RAW RECORDS —
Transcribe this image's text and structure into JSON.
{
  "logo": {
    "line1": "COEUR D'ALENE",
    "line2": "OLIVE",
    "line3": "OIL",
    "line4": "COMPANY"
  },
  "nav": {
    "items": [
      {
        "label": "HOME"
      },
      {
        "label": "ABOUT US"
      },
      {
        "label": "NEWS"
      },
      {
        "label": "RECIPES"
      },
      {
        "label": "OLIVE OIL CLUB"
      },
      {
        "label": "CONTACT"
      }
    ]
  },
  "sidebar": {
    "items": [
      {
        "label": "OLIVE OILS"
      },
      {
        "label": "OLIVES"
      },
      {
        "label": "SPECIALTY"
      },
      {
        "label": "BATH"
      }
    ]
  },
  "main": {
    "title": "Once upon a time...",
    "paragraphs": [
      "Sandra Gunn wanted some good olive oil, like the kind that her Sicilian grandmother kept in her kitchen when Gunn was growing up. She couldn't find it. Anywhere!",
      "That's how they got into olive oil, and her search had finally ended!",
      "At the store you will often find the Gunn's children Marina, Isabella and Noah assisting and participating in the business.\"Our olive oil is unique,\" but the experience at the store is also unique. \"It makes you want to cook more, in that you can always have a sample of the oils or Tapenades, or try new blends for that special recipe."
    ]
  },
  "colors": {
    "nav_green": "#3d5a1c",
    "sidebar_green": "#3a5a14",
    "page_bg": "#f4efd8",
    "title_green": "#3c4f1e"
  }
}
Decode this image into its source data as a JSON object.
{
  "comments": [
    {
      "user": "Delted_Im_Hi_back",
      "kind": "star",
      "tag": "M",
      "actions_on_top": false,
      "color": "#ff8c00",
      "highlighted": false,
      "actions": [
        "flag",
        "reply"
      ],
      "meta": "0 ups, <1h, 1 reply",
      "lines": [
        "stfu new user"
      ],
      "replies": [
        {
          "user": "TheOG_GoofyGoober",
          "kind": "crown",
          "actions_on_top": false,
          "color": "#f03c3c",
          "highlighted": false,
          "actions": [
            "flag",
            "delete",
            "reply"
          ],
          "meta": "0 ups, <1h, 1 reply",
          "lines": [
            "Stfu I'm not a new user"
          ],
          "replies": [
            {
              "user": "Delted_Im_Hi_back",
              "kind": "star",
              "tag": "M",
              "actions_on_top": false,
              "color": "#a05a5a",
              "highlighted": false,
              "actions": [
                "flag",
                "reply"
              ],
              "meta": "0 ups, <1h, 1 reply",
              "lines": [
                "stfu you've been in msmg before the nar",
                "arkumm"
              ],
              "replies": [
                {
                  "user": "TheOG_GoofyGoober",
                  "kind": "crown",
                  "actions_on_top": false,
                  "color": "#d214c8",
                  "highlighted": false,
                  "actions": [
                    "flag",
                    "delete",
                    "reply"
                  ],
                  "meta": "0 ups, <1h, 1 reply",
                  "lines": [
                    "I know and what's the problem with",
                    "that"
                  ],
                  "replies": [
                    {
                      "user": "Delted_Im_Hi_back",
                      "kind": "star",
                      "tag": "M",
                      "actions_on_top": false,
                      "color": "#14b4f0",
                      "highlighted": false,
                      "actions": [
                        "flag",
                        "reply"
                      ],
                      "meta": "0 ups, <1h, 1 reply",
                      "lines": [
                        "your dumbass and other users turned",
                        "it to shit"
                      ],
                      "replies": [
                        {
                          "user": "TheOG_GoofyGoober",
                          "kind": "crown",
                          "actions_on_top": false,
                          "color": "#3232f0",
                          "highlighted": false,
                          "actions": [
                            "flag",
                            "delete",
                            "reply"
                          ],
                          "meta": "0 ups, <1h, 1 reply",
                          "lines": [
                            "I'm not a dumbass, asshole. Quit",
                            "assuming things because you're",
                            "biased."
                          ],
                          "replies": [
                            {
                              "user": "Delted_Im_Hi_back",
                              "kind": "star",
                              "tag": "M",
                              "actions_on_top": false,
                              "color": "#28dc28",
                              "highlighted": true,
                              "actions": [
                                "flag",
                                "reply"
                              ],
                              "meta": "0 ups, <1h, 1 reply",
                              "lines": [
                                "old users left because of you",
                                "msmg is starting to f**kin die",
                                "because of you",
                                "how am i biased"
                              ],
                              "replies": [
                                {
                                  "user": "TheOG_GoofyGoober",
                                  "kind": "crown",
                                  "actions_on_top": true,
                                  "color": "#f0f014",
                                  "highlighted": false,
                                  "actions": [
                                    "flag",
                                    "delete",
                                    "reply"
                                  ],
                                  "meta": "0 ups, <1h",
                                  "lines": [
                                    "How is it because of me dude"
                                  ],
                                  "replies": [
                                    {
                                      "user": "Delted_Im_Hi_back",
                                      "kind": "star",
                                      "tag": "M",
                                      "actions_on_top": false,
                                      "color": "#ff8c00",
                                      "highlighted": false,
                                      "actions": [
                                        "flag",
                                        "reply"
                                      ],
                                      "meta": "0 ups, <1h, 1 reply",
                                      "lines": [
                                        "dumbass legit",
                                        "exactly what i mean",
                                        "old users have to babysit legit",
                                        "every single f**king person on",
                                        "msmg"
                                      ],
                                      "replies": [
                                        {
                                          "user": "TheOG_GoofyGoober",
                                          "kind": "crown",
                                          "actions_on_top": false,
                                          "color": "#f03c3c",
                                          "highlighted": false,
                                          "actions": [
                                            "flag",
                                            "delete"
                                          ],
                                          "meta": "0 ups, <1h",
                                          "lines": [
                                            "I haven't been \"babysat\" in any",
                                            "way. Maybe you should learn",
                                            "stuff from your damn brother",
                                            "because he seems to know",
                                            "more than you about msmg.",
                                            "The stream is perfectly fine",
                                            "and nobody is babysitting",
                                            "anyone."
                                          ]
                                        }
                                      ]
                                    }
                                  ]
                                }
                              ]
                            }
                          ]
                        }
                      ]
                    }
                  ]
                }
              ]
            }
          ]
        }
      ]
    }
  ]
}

WHAT THE TASK ASKS — Gather up every line from the listing above in which the word "delete" occurs.

ANSWER TO THE TASK —
            "delete",
                    "delete",
                            "delete",
                                    "delete",
                                            "delete"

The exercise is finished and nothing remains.